WORK TO COMPLETE -> Reproduce the material in full, exactly as written.

[Data entries]
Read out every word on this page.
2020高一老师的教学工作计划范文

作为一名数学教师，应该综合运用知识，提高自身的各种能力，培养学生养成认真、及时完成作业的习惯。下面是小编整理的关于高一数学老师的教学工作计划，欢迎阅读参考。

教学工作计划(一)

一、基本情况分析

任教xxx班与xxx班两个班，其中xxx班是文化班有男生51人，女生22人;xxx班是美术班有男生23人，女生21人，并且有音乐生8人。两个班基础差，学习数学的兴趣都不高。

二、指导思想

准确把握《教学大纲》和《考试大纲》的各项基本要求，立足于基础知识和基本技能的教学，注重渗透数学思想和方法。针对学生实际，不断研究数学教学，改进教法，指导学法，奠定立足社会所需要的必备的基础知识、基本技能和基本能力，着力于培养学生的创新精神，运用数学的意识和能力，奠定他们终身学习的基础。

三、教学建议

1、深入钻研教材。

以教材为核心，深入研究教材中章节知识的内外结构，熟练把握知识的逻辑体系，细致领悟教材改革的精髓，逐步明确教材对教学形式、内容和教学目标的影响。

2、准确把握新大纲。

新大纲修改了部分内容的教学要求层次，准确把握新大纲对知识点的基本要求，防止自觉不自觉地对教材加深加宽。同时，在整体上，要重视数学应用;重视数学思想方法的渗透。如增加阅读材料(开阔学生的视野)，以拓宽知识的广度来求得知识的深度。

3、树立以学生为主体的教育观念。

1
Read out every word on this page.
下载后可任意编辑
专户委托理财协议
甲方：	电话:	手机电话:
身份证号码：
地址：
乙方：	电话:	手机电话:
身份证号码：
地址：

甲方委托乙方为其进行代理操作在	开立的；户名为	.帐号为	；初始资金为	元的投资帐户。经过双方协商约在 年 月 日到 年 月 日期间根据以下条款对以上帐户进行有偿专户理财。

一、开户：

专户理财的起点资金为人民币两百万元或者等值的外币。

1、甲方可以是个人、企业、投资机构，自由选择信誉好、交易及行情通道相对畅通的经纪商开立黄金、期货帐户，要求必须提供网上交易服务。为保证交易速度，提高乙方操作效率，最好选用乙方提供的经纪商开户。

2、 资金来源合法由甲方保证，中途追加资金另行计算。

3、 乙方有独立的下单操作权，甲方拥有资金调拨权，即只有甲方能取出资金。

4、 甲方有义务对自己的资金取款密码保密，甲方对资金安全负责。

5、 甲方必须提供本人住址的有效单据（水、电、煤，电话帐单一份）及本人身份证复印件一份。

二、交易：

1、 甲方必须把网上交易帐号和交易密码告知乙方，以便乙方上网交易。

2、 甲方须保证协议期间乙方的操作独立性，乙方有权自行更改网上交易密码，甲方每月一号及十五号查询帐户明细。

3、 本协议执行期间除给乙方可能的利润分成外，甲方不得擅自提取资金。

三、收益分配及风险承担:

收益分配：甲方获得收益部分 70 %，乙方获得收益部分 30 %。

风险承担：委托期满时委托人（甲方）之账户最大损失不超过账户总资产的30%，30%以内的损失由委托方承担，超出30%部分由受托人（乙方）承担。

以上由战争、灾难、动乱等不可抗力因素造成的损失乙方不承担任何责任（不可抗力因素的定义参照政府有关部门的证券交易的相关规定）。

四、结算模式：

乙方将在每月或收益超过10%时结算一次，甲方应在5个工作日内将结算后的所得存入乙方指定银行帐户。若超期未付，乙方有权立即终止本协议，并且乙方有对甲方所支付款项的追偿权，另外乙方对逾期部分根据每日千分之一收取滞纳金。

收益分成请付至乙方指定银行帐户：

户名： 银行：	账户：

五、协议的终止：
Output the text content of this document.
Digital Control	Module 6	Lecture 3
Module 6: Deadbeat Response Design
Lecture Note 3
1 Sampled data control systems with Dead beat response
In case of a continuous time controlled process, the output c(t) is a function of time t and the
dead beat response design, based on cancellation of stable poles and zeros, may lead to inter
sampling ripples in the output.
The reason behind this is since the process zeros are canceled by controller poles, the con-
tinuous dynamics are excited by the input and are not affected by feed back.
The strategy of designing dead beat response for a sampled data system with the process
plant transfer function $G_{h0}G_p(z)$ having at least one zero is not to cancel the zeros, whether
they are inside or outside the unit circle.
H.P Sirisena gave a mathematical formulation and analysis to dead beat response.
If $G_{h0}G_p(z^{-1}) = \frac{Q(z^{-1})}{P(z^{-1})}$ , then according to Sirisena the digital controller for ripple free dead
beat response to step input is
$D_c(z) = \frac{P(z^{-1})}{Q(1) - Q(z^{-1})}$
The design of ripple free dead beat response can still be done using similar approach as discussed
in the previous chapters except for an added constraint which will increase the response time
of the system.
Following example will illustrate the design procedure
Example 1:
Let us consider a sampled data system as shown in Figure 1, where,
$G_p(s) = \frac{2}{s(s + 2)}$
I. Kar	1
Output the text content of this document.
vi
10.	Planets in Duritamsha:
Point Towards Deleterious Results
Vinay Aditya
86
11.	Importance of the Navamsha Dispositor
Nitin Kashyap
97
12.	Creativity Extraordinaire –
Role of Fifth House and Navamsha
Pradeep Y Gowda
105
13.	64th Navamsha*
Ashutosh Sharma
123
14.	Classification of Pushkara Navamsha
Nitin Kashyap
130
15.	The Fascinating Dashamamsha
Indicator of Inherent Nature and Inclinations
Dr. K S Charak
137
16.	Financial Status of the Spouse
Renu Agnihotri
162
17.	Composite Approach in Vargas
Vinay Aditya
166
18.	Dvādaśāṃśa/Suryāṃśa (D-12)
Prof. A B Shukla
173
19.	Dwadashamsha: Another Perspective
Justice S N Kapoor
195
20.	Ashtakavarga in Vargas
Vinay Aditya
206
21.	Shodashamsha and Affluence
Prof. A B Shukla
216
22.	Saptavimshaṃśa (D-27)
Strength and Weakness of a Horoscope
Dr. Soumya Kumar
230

RESULT OF THE EXERCISE ->
Read out every word on this page.
2020高一老师的教学工作计划范文

作为一名数学教师，应该综合运用知识，提高自身的各种能力，培养学生养成认真、及时完成作业的习惯。下面是小编整理的关于高一数学老师的教学工作计划，欢迎阅读参考。

教学工作计划(一)

一、基本情况分析

任教xxx班与xxx班两个班，其中xxx班是文化班有男生51人，女生22人;xxx班是美术班有男生23人，女生21人，并且有音乐生8人。两个班基础差，学习数学的兴趣都不高。

二、指导思想

准确把握《教学大纲》和《考试大纲》的各项基本要求，立足于基础知识和基本技能的教学，注重渗透数学思想和方法。针对学生实际，不断研究数学教学，改进教法，指导学法，奠定立足社会所需要的必备的基础知识、基本技能和基本能力，着力于培养学生的创新精神，运用数学的意识和能力，奠定他们终身学习的基础。

三、教学建议

1、深入钻研教材。

以教材为核心，深入研究教材中章节知识的内外结构，熟练把握知识的逻辑体系，细致领悟教材改革的精髓，逐步明确教材对教学形式、内容和教学目标的影响。

2、准确把握新大纲。

新大纲修改了部分内容的教学要求层次，准确把握新大纲对知识点的基本要求，防止自觉不自觉地对教材加深加宽。同时，在整体上，要重视数学应用;重视数学思想方法的渗透。如增加阅读材料(开阔学生的视野)，以拓宽知识的广度来求得知识的深度。

3、树立以学生为主体的教育观念。

1
Read out every word on this page.
下载后可任意编辑
专户委托理财协议
甲方：	电话:	手机电话:
身份证号码：
地址：
乙方：	电话:	手机电话:
身份证号码：
地址：

甲方委托乙方为其进行代理操作在	开立的；户名为	.帐号为	；初始资金为	元的投资帐户。经过双方协商约在 年 月 日到 年 月 日期间根据以下条款对以上帐户进行有偿专户理财。

一、开户：

专户理财的起点资金为人民币两百万元或者等值的外币。

1、甲方可以是个人、企业、投资机构，自由选择信誉好、交易及行情通道相对畅通的经纪商开立黄金、期货帐户，要求必须提供网上交易服务。为保证交易速度，提高乙方操作效率，最好选用乙方提供的经纪商开户。

2、 资金来源合法由甲方保证，中途追加资金另行计算。

3、 乙方有独立的下单操作权，甲方拥有资金调拨权，即只有甲方能取出资金。

4、 甲方有义务对自己的资金取款密码保密，甲方对资金安全负责。

5、 甲方必须提供本人住址的有效单据（水、电、煤，电话帐单一份）及本人身份证复印件一份。

二、交易：

1、 甲方必须把网上交易帐号和交易密码告知乙方，以便乙方上网交易。

2、 甲方须保证协议期间乙方的操作独立性，乙方有权自行更改网上交易密码，甲方每月一号及十五号查询帐户明细。

3、 本协议执行期间除给乙方可能的利润分成外，甲方不得擅自提取资金。

三、收益分配及风险承担:

收益分配：甲方获得收益部分 70 %，乙方获得收益部分 30 %。

风险承担：委托期满时委托人（甲方）之账户最大损失不超过账户总资产的30%，30%以内的损失由委托方承担，超出30%部分由受托人（乙方）承担。

以上由战争、灾难、动乱等不可抗力因素造成的损失乙方不承担任何责任（不可抗力因素的定义参照政府有关部门的证券交易的相关规定）。

四、结算模式：

乙方将在每月或收益超过10%时结算一次，甲方应在5个工作日内将结算后的所得存入乙方指定银行帐户。若超期未付，乙方有权立即终止本协议，并且乙方有对甲方所支付款项的追偿权，另外乙方对逾期部分根据每日千分之一收取滞纳金。

收益分成请付至乙方指定银行帐户：

户名： 银行：	账户：

五、协议的终止：
Output the text content of this document.
Digital Control	Module 6	Lecture 3
Module 6: Deadbeat Response Design
Lecture Note 3
1 Sampled data control systems with Dead beat response
In case of a continuous time controlled process, the output c(t) is a function of time t and the
dead beat response design, based on cancellation of stable poles and zeros, may lead to inter
sampling ripples in the output.
The reason behind this is since the process zeros are canceled by controller poles, the con-
tinuous dynamics are excited by the input and are not affected by feed back.
The strategy of designing dead beat response for a sampled data system with the process
plant transfer function $G_{h0}G_p(z)$ having at least one zero is not to cancel the zeros, whether
they are inside or outside the unit circle.
H.P Sirisena gave a mathematical formulation and analysis to dead beat response.
If $G_{h0}G_p(z^{-1}) = \frac{Q(z^{-1})}{P(z^{-1})}$ , then according to Sirisena the digital controller for ripple free dead
beat response to step input is
$D_c(z) = \frac{P(z^{-1})}{Q(1) - Q(z^{-1})}$
The design of ripple free dead beat response can still be done using similar approach as discussed
in the previous chapters except for an added constraint which will increase the response time
of the system.
Following example will illustrate the design procedure
Example 1:
Let us consider a sampled data system as shown in Figure 1, where,
$G_p(s) = \frac{2}{s(s + 2)}$
I. Kar	1
Output the text content of this document.
vi
10.	Planets in Duritamsha:
Point Towards Deleterious Results
Vinay Aditya
86
11.	Importance of the Navamsha Dispositor
Nitin Kashyap
97
12.	Creativity Extraordinaire –
Role of Fifth House and Navamsha
Pradeep Y Gowda
105
13.	64th Navamsha*
Ashutosh Sharma
123
14.	Classification of Pushkara Navamsha
Nitin Kashyap
130
15.	The Fascinating Dashamamsha
Indicator of Inherent Nature and Inclinations
Dr. K S Charak
137
16.	Financial Status of the Spouse
Renu Agnihotri
162
17.	Composite Approach in Vargas
Vinay Aditya
166
18.	Dvādaśāṃśa/Suryāṃśa (D-12)
Prof. A B Shukla
173
19.	Dwadashamsha: Another Perspective
Justice S N Kapoor
195
20.	Ashtakavarga in Vargas
Vinay Aditya
206
21.	Shodashamsha and Affluence
Prof. A B Shukla
216
22.	Saptavimshaṃśa (D-27)
Strength and Weakness of a Horoscope
Dr. Soumya Kumar
230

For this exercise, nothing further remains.